#### [Ketentuan Tugas 1]
Kutip teks tentang hama manggis dari "Hama thrips dan" sampai "pada daging buah.", termasuk kedua bagian itu, tanpa mengubah satu kata pun.
#### [Ketentuan Tugas 2]
Tulis lanjutan teks tentang hama manggis, dimulai setelah kalimat terakhirnya.

#### [Teks Bacaan]

Hama thrips dan kutu putih merupakan musuh utama yang sering merusak estetika kulit buah manggis sehingga gagal menembus pasar ekspor. Thrips menyerang bunga serta buah muda berukuran diameter 1 hingga 3 sentimeter, menyebabkan timbulnya garis cokelat atau permukaan kulit buah menjadi buram. Sementara itu, kutu putih mengisap cairan dari tangkai dan kulit buah yang mengundang jamur jelut serta memicu keluarnya getah kuning pada daging buah.
Pengendalian hama manggis yang efektif harus menerapkan konsep Pengendalian Hama Terpadu secara konsisten sepanjang tahun. Petani disarankan melakukan pemangkasan cabang dalam yang rimbun setiap 6 bulan sekali untuk memperbaiki sirkulasi udara dan intensitas cahaya matahari. Pemasangan perangkap kuning berperekat sebanyak 15 hingga 20 buah per hektar juga sangat berguna untuk menekan populasi thrips dan serangga pengisap lainnya secara alami.

#### [Data Hasil Ekstraksi]
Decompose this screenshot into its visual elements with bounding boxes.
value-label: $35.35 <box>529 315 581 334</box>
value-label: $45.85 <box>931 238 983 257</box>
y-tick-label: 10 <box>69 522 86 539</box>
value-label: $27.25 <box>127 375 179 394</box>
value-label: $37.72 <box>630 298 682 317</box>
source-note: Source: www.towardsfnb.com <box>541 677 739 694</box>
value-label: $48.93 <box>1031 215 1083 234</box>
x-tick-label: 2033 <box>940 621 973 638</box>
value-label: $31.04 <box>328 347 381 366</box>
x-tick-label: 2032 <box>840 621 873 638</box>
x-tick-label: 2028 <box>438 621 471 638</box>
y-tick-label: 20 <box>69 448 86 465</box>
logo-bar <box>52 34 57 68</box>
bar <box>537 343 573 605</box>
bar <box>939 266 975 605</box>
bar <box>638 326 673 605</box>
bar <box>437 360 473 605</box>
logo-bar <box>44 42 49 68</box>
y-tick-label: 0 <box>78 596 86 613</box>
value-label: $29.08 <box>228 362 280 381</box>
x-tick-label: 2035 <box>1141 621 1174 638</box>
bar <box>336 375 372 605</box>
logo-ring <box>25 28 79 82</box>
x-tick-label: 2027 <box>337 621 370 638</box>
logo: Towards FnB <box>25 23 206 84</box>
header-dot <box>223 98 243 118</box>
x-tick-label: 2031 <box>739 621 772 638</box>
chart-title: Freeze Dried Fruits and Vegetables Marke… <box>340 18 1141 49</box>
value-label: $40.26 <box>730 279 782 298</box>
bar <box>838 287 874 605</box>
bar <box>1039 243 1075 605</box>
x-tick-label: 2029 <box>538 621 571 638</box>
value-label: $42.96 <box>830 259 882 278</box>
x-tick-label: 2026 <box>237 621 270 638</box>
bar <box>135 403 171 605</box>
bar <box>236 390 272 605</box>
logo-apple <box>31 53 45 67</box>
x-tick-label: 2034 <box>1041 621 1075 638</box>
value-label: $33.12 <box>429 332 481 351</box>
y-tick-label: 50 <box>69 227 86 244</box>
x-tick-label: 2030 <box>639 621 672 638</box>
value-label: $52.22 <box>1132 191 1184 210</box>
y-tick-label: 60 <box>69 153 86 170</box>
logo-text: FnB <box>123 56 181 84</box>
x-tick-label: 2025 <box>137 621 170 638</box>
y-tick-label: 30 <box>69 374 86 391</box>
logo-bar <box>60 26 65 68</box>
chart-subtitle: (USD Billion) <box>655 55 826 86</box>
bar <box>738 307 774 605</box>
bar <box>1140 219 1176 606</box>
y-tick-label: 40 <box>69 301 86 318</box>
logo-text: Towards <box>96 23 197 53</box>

#### [Hasil yang Diharapkan 1]
Hama thrips dan kutu putih merupakan musuh utama yang sering merusak estetika kulit buah manggis sehingga gagal menembus pasar ekspor. Thrips menyerang bunga serta buah muda berukuran diameter 1 hingga 3 sentimeter, menyebabkan timbulnya garis cokelat atau permukaan kulit buah menjadi buram. Sementara itu, kutu putih mengisap cairan dari tangkai dan kulit buah yang mengundang jamur jelut serta memicu keluarnya getah kuning pada daging buah.

#### [Hasil yang Diharapkan 2]
Apabila tingkat serangan hama telah melampaui ambang ekonomi, aplikasi agens hayati seperti jamur entomopatogen atau pestisida nabati berbahan dasar minyak mimba dapat disemprotkan setiap 7 hingga 10 hari sekali pada sore hari. Penggunaan insektisida sintetis hendaknya dijadikan opsi terakhir dengan tetap memperhatikan masa tenggang sebelum panen minimal 14 sampai 21 hari agar buah manggis bebas dari residu kimia yang berbahaya.